▽

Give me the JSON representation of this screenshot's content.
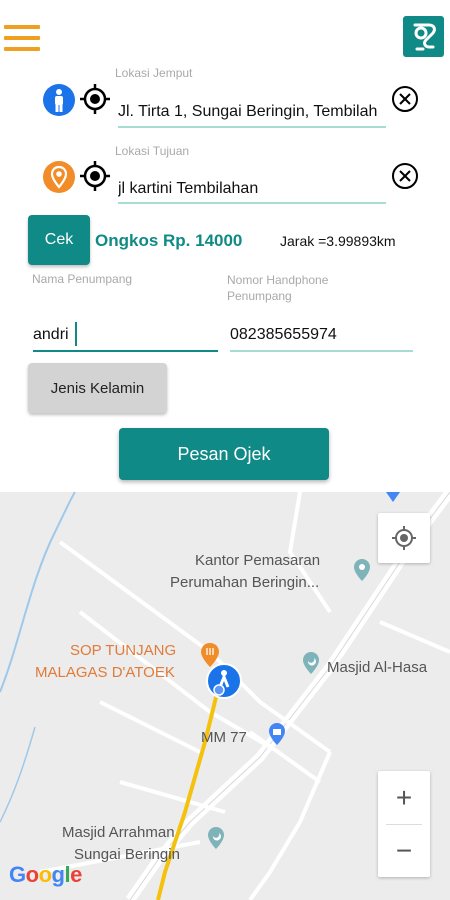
{
  "pickup": {
    "label": "Lokasi Jemput",
    "value": "Jl. Tirta 1, Sungai Beringin, Tembilah"
  },
  "destination": {
    "label": "Lokasi Tujuan",
    "value": "jl kartini Tembilahan"
  },
  "fare": {
    "check_label": "Cek",
    "text": "Ongkos Rp. 14000",
    "distance": "Jarak =3.99893km"
  },
  "passenger": {
    "name_label": "Nama Penumpang",
    "name_value": "andri",
    "phone_label": "Nomor Handphone Penumpang",
    "phone_value": "082385655974"
  },
  "gender_button": "Jenis Kelamin",
  "order_button": "Pesan Ojek",
  "map": {
    "labels": {
      "kantor_line1": "Kantor Pemasaran",
      "kantor_line2": "Perumahan Beringin...",
      "sop_line1": "SOP TUNJANG",
      "sop_line2": "MALAGAS D'ATOEK",
      "masjid_alhasa": "Masjid Al-Hasa",
      "mm77": "MM 77",
      "arrahman_line1": "Masjid Arrahman",
      "arrahman_line2": "Sungai Beringin"
    },
    "zoom_in": "+",
    "zoom_out": "−",
    "google": "Google"
  },
  "icons": [
    "menu-icon",
    "app-logo-icon",
    "person-icon",
    "location-pin-icon",
    "crosshair-icon",
    "clear-icon",
    "my-location-icon",
    "zoom-in-icon",
    "zoom-out-icon"
  ],
  "colors": {
    "primary": "#0f8a86",
    "menu": "#f0a020",
    "person_marker": "#1a73e8",
    "destination_marker": "#f28c28",
    "route": "#f4c20d"
  }
}
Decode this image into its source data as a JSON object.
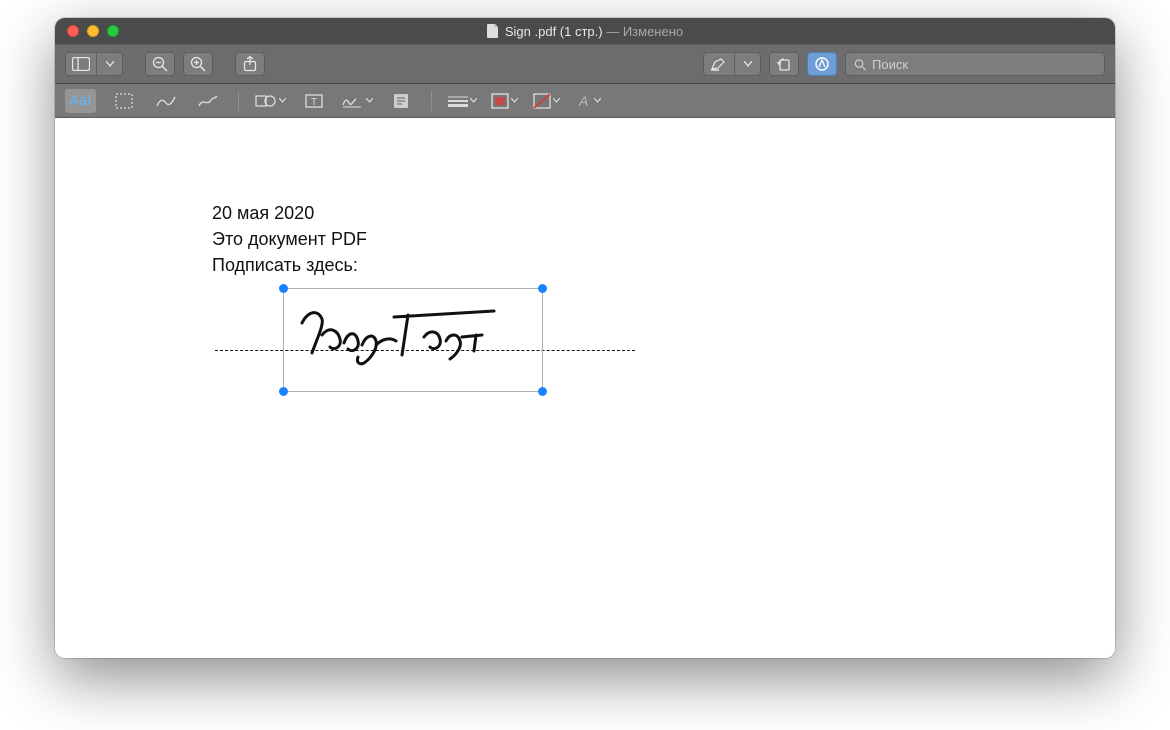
{
  "window": {
    "title_main": "Sign .pdf (1 стр.)",
    "title_suffix": " — Изменено",
    "traffic": {
      "close": "close",
      "minimize": "minimize",
      "zoom": "zoom"
    }
  },
  "toolbar1": {
    "sidebar_btn": "sidebar",
    "zoom_out": "zoom-out",
    "zoom_in": "zoom-in",
    "share": "share",
    "highlight": "highlight",
    "rotate": "rotate",
    "markup": "markup",
    "search_placeholder": "Поиск"
  },
  "toolbar2": {
    "text_tool_label": "AaI",
    "tools": [
      "text",
      "select",
      "sketch",
      "draw",
      "shapes",
      "textbox",
      "sign",
      "note",
      "line-style",
      "border-color",
      "fill-color",
      "text-style"
    ]
  },
  "document": {
    "line1": "20 мая 2020",
    "line2": "Это документ PDF",
    "line3": "Подписать здесь:",
    "signature_name": "signature-annotation"
  }
}
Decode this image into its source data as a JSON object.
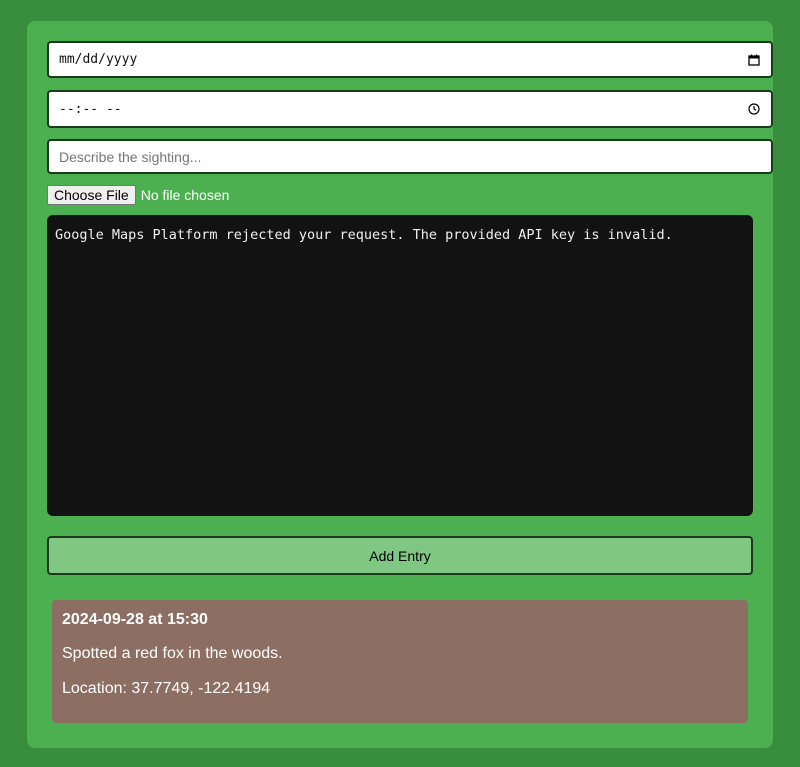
{
  "form": {
    "date_placeholder": "mm/dd/yyyy",
    "time_placeholder": "--:-- --",
    "description_placeholder": "Describe the sighting...",
    "file_button_label": "Choose File",
    "file_status": "No file chosen",
    "date_icon": "calendar-icon",
    "time_icon": "clock-icon"
  },
  "map": {
    "error_message": "Google Maps Platform rejected your request. The provided API key is invalid."
  },
  "add_button_label": "Add Entry",
  "entries": [
    {
      "timestamp": "2024-09-28 at 15:30",
      "description": "Spotted a red fox in the woods.",
      "location": "Location: 37.7749, -122.4194"
    }
  ],
  "colors": {
    "page_background": "#388e3c",
    "card_background": "#4caf50",
    "button_background": "#81c784",
    "entry_background": "#8d6e63",
    "map_background": "#121212"
  }
}
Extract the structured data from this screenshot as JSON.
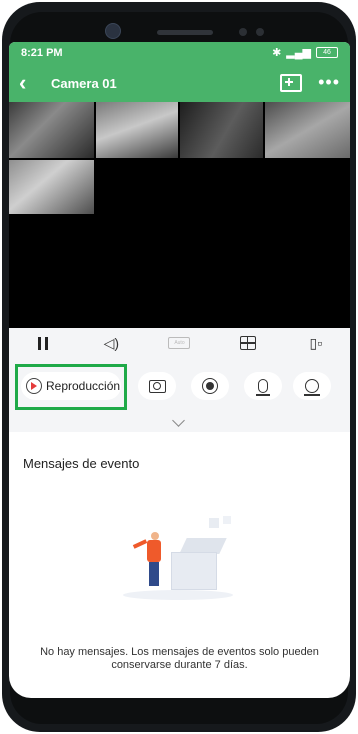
{
  "status_bar": {
    "time": "8:21 PM",
    "battery": "46"
  },
  "app_bar": {
    "title": "Camera 01"
  },
  "toolbar": {
    "hd_label": "Auto"
  },
  "controls": {
    "playback_label": "Reproducción"
  },
  "events": {
    "title": "Mensajes de evento",
    "empty_message": "No hay mensajes. Los mensajes de eventos solo pueden conservarse durante 7 días."
  },
  "colors": {
    "accent": "#49b36a",
    "highlight": "#1faa48"
  }
}
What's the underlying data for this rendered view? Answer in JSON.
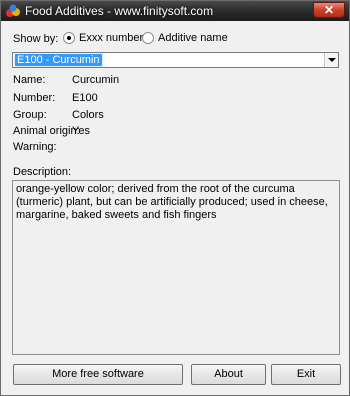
{
  "window": {
    "title": "Food Additives - www.finitysoft.com",
    "close_label": "✕"
  },
  "show_by": {
    "label": "Show by:",
    "options": [
      {
        "label": "Exxx number",
        "checked": true
      },
      {
        "label": "Additive name",
        "checked": false
      }
    ]
  },
  "selector": {
    "value": "E100 - Curcumin"
  },
  "fields": [
    {
      "label": "Name:",
      "value": "Curcumin"
    },
    {
      "label": "Number:",
      "value": "E100"
    },
    {
      "label": "Group:",
      "value": "Colors"
    },
    {
      "label": "Animal origin:",
      "value": "Yes"
    },
    {
      "label": "Warning:",
      "value": ""
    }
  ],
  "description": {
    "label": "Description:",
    "text": "orange-yellow color; derived from the root of the curcuma (turmeric) plant, but can be artificially produced; used in cheese, margarine, baked sweets and fish fingers"
  },
  "buttons": {
    "more": "More free software",
    "about": "About",
    "exit": "Exit"
  }
}
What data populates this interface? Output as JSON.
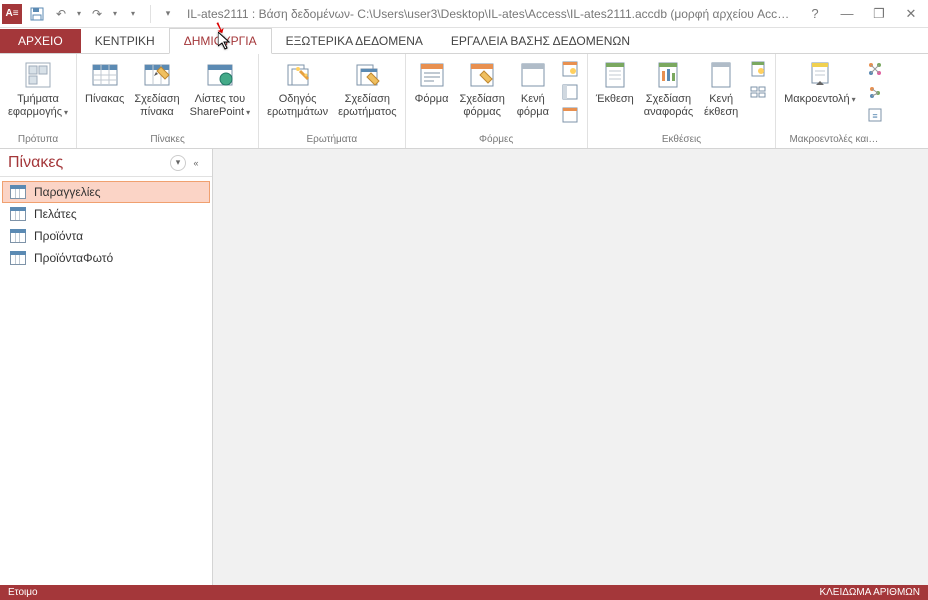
{
  "title": "IL-ates2111 : Βάση δεδομένων- C:\\Users\\user3\\Desktop\\IL-ates\\Access\\IL-ates2111.accdb (μορφή αρχείου Access 200…",
  "tabs": {
    "file": "ΑΡΧΕΙΟ",
    "home": "ΚΕΝΤΡΙΚΗ",
    "create": "ΔΗΜΙΟΥΡΓΙΑ",
    "external": "ΕΞΩΤΕΡΙΚΑ ΔΕΔΟΜΕΝΑ",
    "dbtools": "ΕΡΓΑΛΕΙΑ ΒΑΣΗΣ ΔΕΔΟΜΕΝΩΝ"
  },
  "ribbon": {
    "templates": {
      "appparts": "Τμήματα\nεφαρμογής",
      "label": "Πρότυπα"
    },
    "tables": {
      "table": "Πίνακας",
      "design": "Σχεδίαση\nπίνακα",
      "sharepoint": "Λίστες του\nSharePoint",
      "label": "Πίνακες"
    },
    "queries": {
      "wizard": "Οδηγός\nερωτημάτων",
      "design": "Σχεδίαση\nερωτήματος",
      "label": "Ερωτήματα"
    },
    "forms": {
      "form": "Φόρμα",
      "design": "Σχεδίαση\nφόρμας",
      "blank": "Κενή\nφόρμα",
      "label": "Φόρμες"
    },
    "reports": {
      "report": "Έκθεση",
      "design": "Σχεδίαση\nαναφοράς",
      "blank": "Κενή\nέκθεση",
      "label": "Εκθέσεις"
    },
    "macros": {
      "macro": "Μακροεντολή",
      "label": "Μακροεντολές και…"
    }
  },
  "nav": {
    "header": "Πίνακες",
    "items": [
      "Παραγγελίες",
      "Πελάτες",
      "Προϊόντα",
      "ΠροϊόνταΦωτό"
    ]
  },
  "status": {
    "ready": "Ετοιμο",
    "numlock": "ΚΛΕΙΔΩΜΑ ΑΡΙΘΜΩΝ"
  }
}
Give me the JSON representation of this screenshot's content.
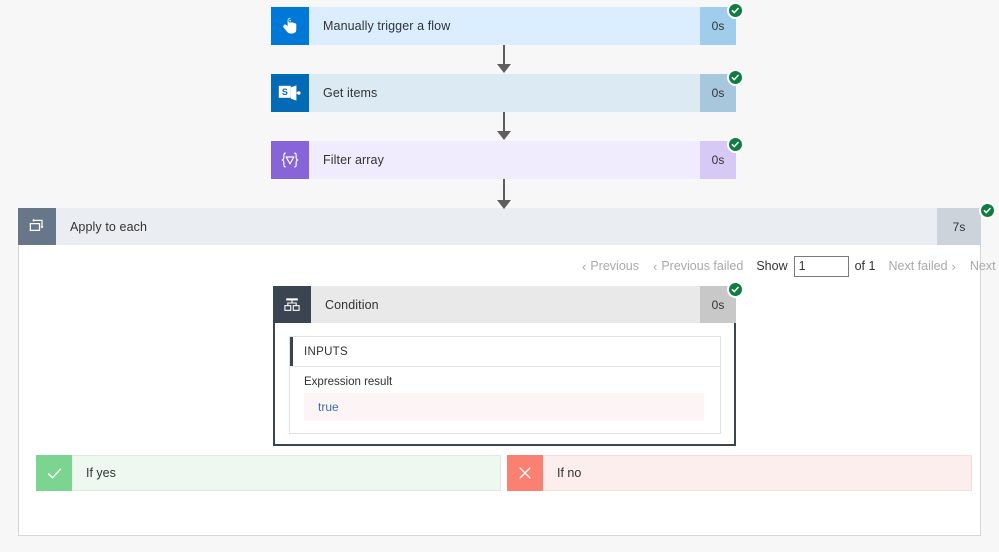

△

## REQUIRED TASK
Copy every line above word for word and exclude the pictures.

## EXERCISE OUTPUT
Give me the JSON representation of this screenshot's content.
{
  "pickup": {
    "label": "Lokasi Jemput",
    "value": "Jl. Tirta 1, Sungai Beringin, Tembilah"
  },
  "destination": {
    "label": "Lokasi Tujuan",
    "value": "jl kartini Tembilahan"
  },
  "fare": {
    "check_label": "Cek",
    "text": "Ongkos Rp. 14000",
    "distance": "Jarak =3.99893km"
  },
  "passenger": {
    "name_label": "Nama Penumpang",
    "name_value": "andri",
    "phone_label": "Nomor Handphone Penumpang",
    "phone_value": "082385655974"
  },
  "gender_button": "Jenis Kelamin",
  "order_button": "Pesan Ojek",
  "map": {
    "labels": {
      "kantor_line1": "Kantor Pemasaran",
      "kantor_line2": "Perumahan Beringin...",
      "sop_line1": "SOP TUNJANG",
      "sop_line2": "MALAGAS D'ATOEK",
      "masjid_alhasa": "Masjid Al-Hasa",
      "mm77": "MM 77",
      "arrahman_line1": "Masjid Arrahman",
      "arrahman_line2": "Sungai Beringin"
    },
    "zoom_in": "+",
    "zoom_out": "−",
    "google": "Google"
  },
  "icons": [
    "menu-icon",
    "app-logo-icon",
    "person-icon",
    "location-pin-icon",
    "crosshair-icon",
    "clear-icon",
    "my-location-icon",
    "zoom-in-icon",
    "zoom-out-icon"
  ],
  "colors": {
    "primary": "#0f8a86",
    "menu": "#f0a020",
    "person_marker": "#1a73e8",
    "destination_marker": "#f28c28",
    "route": "#f4c20d"
  }
}
Decode this image into its source data as a JSON object.
{
  "window": {
    "title_main": "Sign .pdf (1 стр.)",
    "title_suffix": " — Изменено",
    "traffic": {
      "close": "close",
      "minimize": "minimize",
      "zoom": "zoom"
    }
  },
  "toolbar1": {
    "sidebar_btn": "sidebar",
    "zoom_out": "zoom-out",
    "zoom_in": "zoom-in",
    "share": "share",
    "highlight": "highlight",
    "rotate": "rotate",
    "markup": "markup",
    "search_placeholder": "Поиск"
  },
  "toolbar2": {
    "text_tool_label": "AaI",
    "tools": [
      "text",
      "select",
      "sketch",
      "draw",
      "shapes",
      "textbox",
      "sign",
      "note",
      "line-style",
      "border-color",
      "fill-color",
      "text-style"
    ]
  },
  "document": {
    "line1": "20 мая 2020",
    "line2": "Это документ PDF",
    "line3": "Подписать здесь:",
    "signature_name": "signature-annotation"
  }
}
Decode this image into its source data as a JSON object.
{
  "form": {
    "date_placeholder": "mm/dd/yyyy",
    "time_placeholder": "--:-- --",
    "description_placeholder": "Describe the sighting...",
    "file_button_label": "Choose File",
    "file_status": "No file chosen",
    "date_icon": "calendar-icon",
    "time_icon": "clock-icon"
  },
  "map": {
    "error_message": "Google Maps Platform rejected your request. The provided API key is invalid."
  },
  "add_button_label": "Add Entry",
  "entries": [
    {
      "timestamp": "2024-09-28 at 15:30",
      "description": "Spotted a red fox in the woods.",
      "location": "Location: 37.7749, -122.4194"
    }
  ],
  "colors": {
    "page_background": "#388e3c",
    "card_background": "#4caf50",
    "button_background": "#81c784",
    "entry_background": "#8d6e63",
    "map_background": "#121212"
  }
}
Extract the structured data from this screenshot as JSON.
{
  "status_bar": {
    "time": "8:21 PM",
    "battery": "46"
  },
  "app_bar": {
    "title": "Camera 01"
  },
  "toolbar": {
    "hd_label": "Auto"
  },
  "controls": {
    "playback_label": "Reproducción"
  },
  "events": {
    "title": "Mensajes de evento",
    "empty_message": "No hay mensajes. Los mensajes de eventos solo pueden conservarse durante 7 días."
  },
  "colors": {
    "accent": "#49b36a",
    "highlight": "#1faa48"
  }
}
What's the underlying data for this rendered view? Answer in JSON.
{
  "window": {
    "title": "Food Additives - www.finitysoft.com",
    "close_label": "✕"
  },
  "show_by": {
    "label": "Show by:",
    "options": [
      {
        "label": "Exxx number",
        "checked": true
      },
      {
        "label": "Additive name",
        "checked": false
      }
    ]
  },
  "selector": {
    "value": "E100 - Curcumin"
  },
  "fields": [
    {
      "label": "Name:",
      "value": "Curcumin"
    },
    {
      "label": "Number:",
      "value": "E100"
    },
    {
      "label": "Group:",
      "value": "Colors"
    },
    {
      "label": "Animal origin:",
      "value": "Yes"
    },
    {
      "label": "Warning:",
      "value": ""
    }
  ],
  "description": {
    "label": "Description:",
    "text": "orange-yellow color; derived from the root of the curcuma (turmeric) plant, but can be artificially produced; used in cheese, margarine, baked sweets and fish fingers"
  },
  "buttons": {
    "more": "More free software",
    "about": "About",
    "exit": "Exit"
  }
}
What data populates this interface? Output as JSON.
{
  "title": "IL-ates2111 : Βάση δεδομένων- C:\\Users\\user3\\Desktop\\IL-ates\\Access\\IL-ates2111.accdb (μορφή αρχείου Access 200…",
  "tabs": {
    "file": "ΑΡΧΕΙΟ",
    "home": "ΚΕΝΤΡΙΚΗ",
    "create": "ΔΗΜΙΟΥΡΓΙΑ",
    "external": "ΕΞΩΤΕΡΙΚΑ ΔΕΔΟΜΕΝΑ",
    "dbtools": "ΕΡΓΑΛΕΙΑ ΒΑΣΗΣ ΔΕΔΟΜΕΝΩΝ"
  },
  "ribbon": {
    "templates": {
      "appparts": "Τμήματα\nεφαρμογής",
      "label": "Πρότυπα"
    },
    "tables": {
      "table": "Πίνακας",
      "design": "Σχεδίαση\nπίνακα",
      "sharepoint": "Λίστες του\nSharePoint",
      "label": "Πίνακες"
    },
    "queries": {
      "wizard": "Οδηγός\nερωτημάτων",
      "design": "Σχεδίαση\nερωτήματος",
      "label": "Ερωτήματα"
    },
    "forms": {
      "form": "Φόρμα",
      "design": "Σχεδίαση\nφόρμας",
      "blank": "Κενή\nφόρμα",
      "label": "Φόρμες"
    },
    "reports": {
      "report": "Έκθεση",
      "design": "Σχεδίαση\nαναφοράς",
      "blank": "Κενή\nέκθεση",
      "label": "Εκθέσεις"
    },
    "macros": {
      "macro": "Μακροεντολή",
      "label": "Μακροεντολές και…"
    }
  },
  "nav": {
    "header": "Πίνακες",
    "items": [
      "Παραγγελίες",
      "Πελάτες",
      "Προϊόντα",
      "ΠροϊόνταΦωτό"
    ]
  },
  "status": {
    "ready": "Ετοιμο",
    "numlock": "ΚΛΕΙΔΩΜΑ ΑΡΙΘΜΩΝ"
  }
}
Give me the JSON representation of this screenshot's content.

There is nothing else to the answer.